Work to be completed
Within the material below, find each line bearing the word "JSON" and present it.

**** Dataset excerpts ****

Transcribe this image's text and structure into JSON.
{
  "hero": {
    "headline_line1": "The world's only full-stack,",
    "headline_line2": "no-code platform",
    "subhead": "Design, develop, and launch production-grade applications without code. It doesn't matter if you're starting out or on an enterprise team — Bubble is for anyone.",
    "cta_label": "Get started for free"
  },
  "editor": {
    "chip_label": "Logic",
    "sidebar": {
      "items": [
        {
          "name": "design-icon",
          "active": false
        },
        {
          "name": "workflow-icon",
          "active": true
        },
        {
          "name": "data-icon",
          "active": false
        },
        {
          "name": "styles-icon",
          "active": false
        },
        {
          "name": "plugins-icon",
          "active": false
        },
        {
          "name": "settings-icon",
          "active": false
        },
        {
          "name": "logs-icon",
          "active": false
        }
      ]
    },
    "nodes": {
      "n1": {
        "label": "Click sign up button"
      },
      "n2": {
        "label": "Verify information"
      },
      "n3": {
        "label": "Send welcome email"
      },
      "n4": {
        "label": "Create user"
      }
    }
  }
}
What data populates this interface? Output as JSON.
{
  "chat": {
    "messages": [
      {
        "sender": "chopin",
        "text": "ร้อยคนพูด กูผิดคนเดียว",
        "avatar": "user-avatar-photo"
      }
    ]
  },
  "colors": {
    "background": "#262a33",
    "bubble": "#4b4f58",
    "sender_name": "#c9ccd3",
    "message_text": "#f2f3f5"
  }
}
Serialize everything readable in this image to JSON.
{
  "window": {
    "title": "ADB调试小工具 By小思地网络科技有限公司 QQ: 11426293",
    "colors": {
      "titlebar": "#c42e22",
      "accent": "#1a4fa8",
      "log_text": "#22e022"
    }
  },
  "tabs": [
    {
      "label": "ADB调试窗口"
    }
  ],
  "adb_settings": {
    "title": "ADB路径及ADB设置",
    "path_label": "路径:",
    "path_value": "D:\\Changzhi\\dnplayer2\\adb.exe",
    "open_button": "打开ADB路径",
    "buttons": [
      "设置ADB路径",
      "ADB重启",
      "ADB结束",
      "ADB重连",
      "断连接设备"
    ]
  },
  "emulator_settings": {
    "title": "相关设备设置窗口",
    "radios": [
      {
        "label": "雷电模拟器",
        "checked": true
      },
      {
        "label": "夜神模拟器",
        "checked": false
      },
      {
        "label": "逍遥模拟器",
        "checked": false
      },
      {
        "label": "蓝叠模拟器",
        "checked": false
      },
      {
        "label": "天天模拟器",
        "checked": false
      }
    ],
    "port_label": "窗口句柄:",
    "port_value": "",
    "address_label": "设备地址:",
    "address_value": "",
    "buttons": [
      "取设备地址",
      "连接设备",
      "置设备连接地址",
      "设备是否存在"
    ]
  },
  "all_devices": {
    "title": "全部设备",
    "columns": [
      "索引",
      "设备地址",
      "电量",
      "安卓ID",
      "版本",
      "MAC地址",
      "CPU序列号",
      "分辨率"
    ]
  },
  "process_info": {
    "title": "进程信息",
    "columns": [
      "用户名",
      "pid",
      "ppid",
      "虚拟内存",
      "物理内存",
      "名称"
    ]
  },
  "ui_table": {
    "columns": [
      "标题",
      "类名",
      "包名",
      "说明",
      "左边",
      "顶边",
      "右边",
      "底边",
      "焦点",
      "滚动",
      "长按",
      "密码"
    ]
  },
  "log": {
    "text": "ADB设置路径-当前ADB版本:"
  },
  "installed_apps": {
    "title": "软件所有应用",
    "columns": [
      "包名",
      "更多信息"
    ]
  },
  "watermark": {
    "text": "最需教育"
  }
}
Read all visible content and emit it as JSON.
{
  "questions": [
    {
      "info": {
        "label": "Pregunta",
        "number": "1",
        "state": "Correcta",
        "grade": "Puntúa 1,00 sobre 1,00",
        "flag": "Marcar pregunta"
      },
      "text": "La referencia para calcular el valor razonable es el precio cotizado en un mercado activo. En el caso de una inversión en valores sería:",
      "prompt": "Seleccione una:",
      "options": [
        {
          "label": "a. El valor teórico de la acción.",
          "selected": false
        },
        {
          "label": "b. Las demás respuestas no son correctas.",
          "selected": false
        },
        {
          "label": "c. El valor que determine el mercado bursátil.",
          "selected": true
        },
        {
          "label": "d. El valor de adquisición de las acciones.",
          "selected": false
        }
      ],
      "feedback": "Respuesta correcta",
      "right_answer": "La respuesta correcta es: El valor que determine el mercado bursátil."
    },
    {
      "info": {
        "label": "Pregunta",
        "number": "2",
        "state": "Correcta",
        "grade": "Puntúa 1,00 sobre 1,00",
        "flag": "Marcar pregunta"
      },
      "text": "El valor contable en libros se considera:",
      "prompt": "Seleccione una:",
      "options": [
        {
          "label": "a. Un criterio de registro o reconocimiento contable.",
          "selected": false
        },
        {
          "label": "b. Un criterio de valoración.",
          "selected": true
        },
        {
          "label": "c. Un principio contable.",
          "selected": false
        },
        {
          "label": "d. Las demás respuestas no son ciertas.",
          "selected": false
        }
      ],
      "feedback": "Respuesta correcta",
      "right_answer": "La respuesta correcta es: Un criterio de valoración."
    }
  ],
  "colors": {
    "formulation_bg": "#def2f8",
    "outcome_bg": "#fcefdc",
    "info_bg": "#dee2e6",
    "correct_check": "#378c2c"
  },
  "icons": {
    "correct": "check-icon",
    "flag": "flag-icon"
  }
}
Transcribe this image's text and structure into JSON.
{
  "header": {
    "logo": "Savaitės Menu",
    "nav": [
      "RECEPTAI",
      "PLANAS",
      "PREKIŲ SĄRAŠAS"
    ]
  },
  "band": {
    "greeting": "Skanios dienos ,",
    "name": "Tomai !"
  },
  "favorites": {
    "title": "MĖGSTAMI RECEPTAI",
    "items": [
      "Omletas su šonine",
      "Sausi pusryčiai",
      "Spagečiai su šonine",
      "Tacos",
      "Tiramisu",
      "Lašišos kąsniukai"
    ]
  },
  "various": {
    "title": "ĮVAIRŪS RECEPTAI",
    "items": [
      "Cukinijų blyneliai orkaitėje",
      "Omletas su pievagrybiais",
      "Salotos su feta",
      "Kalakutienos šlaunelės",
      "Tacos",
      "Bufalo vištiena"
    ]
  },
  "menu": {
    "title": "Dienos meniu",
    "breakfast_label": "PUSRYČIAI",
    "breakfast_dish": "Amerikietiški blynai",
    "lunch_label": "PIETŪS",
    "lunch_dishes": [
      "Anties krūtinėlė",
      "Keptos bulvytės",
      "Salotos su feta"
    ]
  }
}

****

Answer to the problem
Transcribe this image's text and structure into JSON.
What data populates this interface? Output as JSON.
Serialize everything readable in this image to JSON.
Read all visible content and emit it as JSON.
Transcribe this image's text and structure into JSON.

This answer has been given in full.